(Given records)
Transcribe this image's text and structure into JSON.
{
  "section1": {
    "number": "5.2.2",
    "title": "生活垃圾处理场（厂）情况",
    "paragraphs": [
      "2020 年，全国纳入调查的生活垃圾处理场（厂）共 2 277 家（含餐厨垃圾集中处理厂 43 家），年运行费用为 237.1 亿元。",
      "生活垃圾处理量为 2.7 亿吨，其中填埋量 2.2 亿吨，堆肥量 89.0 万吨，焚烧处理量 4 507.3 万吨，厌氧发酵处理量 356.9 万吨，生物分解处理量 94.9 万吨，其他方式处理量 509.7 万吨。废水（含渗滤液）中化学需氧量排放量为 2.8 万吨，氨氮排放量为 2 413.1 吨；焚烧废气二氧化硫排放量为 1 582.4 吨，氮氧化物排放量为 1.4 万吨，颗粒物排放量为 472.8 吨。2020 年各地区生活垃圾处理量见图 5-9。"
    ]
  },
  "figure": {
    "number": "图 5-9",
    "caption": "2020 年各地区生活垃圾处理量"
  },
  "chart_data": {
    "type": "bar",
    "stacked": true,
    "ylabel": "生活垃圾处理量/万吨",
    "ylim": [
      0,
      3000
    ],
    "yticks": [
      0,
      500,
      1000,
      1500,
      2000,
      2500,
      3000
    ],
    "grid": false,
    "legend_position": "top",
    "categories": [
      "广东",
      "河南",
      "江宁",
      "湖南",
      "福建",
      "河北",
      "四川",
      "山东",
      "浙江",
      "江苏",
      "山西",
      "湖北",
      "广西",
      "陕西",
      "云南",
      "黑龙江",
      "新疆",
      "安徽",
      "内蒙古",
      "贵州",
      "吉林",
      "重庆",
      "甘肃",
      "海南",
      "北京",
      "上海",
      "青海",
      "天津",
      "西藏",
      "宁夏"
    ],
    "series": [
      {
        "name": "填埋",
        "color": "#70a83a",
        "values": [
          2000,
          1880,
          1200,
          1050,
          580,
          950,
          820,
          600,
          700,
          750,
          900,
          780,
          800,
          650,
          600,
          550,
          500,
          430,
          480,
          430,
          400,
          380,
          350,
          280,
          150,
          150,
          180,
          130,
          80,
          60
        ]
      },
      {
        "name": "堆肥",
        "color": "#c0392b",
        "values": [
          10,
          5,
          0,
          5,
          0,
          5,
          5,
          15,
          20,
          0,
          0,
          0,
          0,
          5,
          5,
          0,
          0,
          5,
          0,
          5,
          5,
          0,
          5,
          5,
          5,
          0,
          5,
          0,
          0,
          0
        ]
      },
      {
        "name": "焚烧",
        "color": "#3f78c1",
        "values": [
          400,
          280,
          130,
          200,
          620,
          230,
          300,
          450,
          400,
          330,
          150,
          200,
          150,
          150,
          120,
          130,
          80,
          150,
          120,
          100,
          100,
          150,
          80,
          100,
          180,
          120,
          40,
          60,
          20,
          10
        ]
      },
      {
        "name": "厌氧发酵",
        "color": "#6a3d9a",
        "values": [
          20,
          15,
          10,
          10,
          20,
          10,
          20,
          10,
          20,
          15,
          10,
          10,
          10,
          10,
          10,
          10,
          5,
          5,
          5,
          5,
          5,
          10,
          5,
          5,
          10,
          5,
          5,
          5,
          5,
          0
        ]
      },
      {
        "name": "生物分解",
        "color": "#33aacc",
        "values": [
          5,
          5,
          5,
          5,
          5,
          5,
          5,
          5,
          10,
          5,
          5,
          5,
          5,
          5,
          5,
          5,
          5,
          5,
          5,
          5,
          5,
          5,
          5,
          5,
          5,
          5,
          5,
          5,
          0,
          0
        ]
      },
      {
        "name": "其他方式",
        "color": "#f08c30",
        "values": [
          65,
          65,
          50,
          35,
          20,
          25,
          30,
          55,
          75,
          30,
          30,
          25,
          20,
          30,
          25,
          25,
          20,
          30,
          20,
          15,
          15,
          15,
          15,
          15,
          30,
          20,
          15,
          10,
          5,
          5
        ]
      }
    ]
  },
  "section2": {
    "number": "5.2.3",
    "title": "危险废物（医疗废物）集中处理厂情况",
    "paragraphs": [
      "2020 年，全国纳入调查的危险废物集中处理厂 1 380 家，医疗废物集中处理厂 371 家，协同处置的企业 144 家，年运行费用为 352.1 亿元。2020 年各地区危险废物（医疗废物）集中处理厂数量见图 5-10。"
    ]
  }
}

(Exercise description) From the listing above, extract every line exactly as it stands.

(Result)
Transcribe this image's text and structure into JSON.
{
  "section1": {
    "number": "5.2.2",
    "title": "生活垃圾处理场（厂）情况",
    "paragraphs": [
      "2020 年，全国纳入调查的生活垃圾处理场（厂）共 2 277 家（含餐厨垃圾集中处理厂 43 家），年运行费用为 237.1 亿元。",
      "生活垃圾处理量为 2.7 亿吨，其中填埋量 2.2 亿吨，堆肥量 89.0 万吨，焚烧处理量 4 507.3 万吨，厌氧发酵处理量 356.9 万吨，生物分解处理量 94.9 万吨，其他方式处理量 509.7 万吨。废水（含渗滤液）中化学需氧量排放量为 2.8 万吨，氨氮排放量为 2 413.1 吨；焚烧废气二氧化硫排放量为 1 582.4 吨，氮氧化物排放量为 1.4 万吨，颗粒物排放量为 472.8 吨。2020 年各地区生活垃圾处理量见图 5-9。"
    ]
  },
  "figure": {
    "number": "图 5-9",
    "caption": "2020 年各地区生活垃圾处理量"
  },
  "chart_data": {
    "type": "bar",
    "stacked": true,
    "ylabel": "生活垃圾处理量/万吨",
    "ylim": [
      0,
      3000
    ],
    "yticks": [
      0,
      500,
      1000,
      1500,
      2000,
      2500,
      3000
    ],
    "grid": false,
    "legend_position": "top",
    "categories": [
      "广东",
      "河南",
      "江宁",
      "湖南",
      "福建",
      "河北",
      "四川",
      "山东",
      "浙江",
      "江苏",
      "山西",
      "湖北",
      "广西",
      "陕西",
      "云南",
      "黑龙江",
      "新疆",
      "安徽",
      "内蒙古",
      "贵州",
      "吉林",
      "重庆",
      "甘肃",
      "海南",
      "北京",
      "上海",
      "青海",
      "天津",
      "西藏",
      "宁夏"
    ],
    "series": [
      {
        "name": "填埋",
        "color": "#70a83a",
        "values": [
          2000,
          1880,
          1200,
          1050,
          580,
          950,
          820,
          600,
          700,
          750,
          900,
          780,
          800,
          650,
          600,
          550,
          500,
          430,
          480,
          430,
          400,
          380,
          350,
          280,
          150,
          150,
          180,
          130,
          80,
          60
        ]
      },
      {
        "name": "堆肥",
        "color": "#c0392b",
        "values": [
          10,
          5,
          0,
          5,
          0,
          5,
          5,
          15,
          20,
          0,
          0,
          0,
          0,
          5,
          5,
          0,
          0,
          5,
          0,
          5,
          5,
          0,
          5,
          5,
          5,
          0,
          5,
          0,
          0,
          0
        ]
      },
      {
        "name": "焚烧",
        "color": "#3f78c1",
        "values": [
          400,
          280,
          130,
          200,
          620,
          230,
          300,
          450,
          400,
          330,
          150,
          200,
          150,
          150,
          120,
          130,
          80,
          150,
          120,
          100,
          100,
          150,
          80,
          100,
          180,
          120,
          40,
          60,
          20,
          10
        ]
      },
      {
        "name": "厌氧发酵",
        "color": "#6a3d9a",
        "values": [
          20,
          15,
          10,
          10,
          20,
          10,
          20,
          10,
          20,
          15,
          10,
          10,
          10,
          10,
          10,
          10,
          5,
          5,
          5,
          5,
          5,
          10,
          5,
          5,
          10,
          5,
          5,
          5,
          5,
          0
        ]
      },
      {
        "name": "生物分解",
        "color": "#33aacc",
        "values": [
          5,
          5,
          5,
          5,
          5,
          5,
          5,
          5,
          10,
          5,
          5,
          5,
          5,
          5,
          5,
          5,
          5,
          5,
          5,
          5,
          5,
          5,
          5,
          5,
          5,
          5,
          5,
          5,
          0,
          0
        ]
      },
      {
        "name": "其他方式",
        "color": "#f08c30",
        "values": [
          65,
          65,
          50,
          35,
          20,
          25,
          30,
          55,
          75,
          30,
          30,
          25,
          20,
          30,
          25,
          25,
          20,
          30,
          20,
          15,
          15,
          15,
          15,
          15,
          30,
          20,
          15,
          10,
          5,
          5
        ]
      }
    ]
  },
  "section2": {
    "number": "5.2.3",
    "title": "危险废物（医疗废物）集中处理厂情况",
    "paragraphs": [
      "2020 年，全国纳入调查的危险废物集中处理厂 1 380 家，医疗废物集中处理厂 371 家，协同处置的企业 144 家，年运行费用为 352.1 亿元。2020 年各地区危险废物（医疗废物）集中处理厂数量见图 5-10。"
    ]
  }
}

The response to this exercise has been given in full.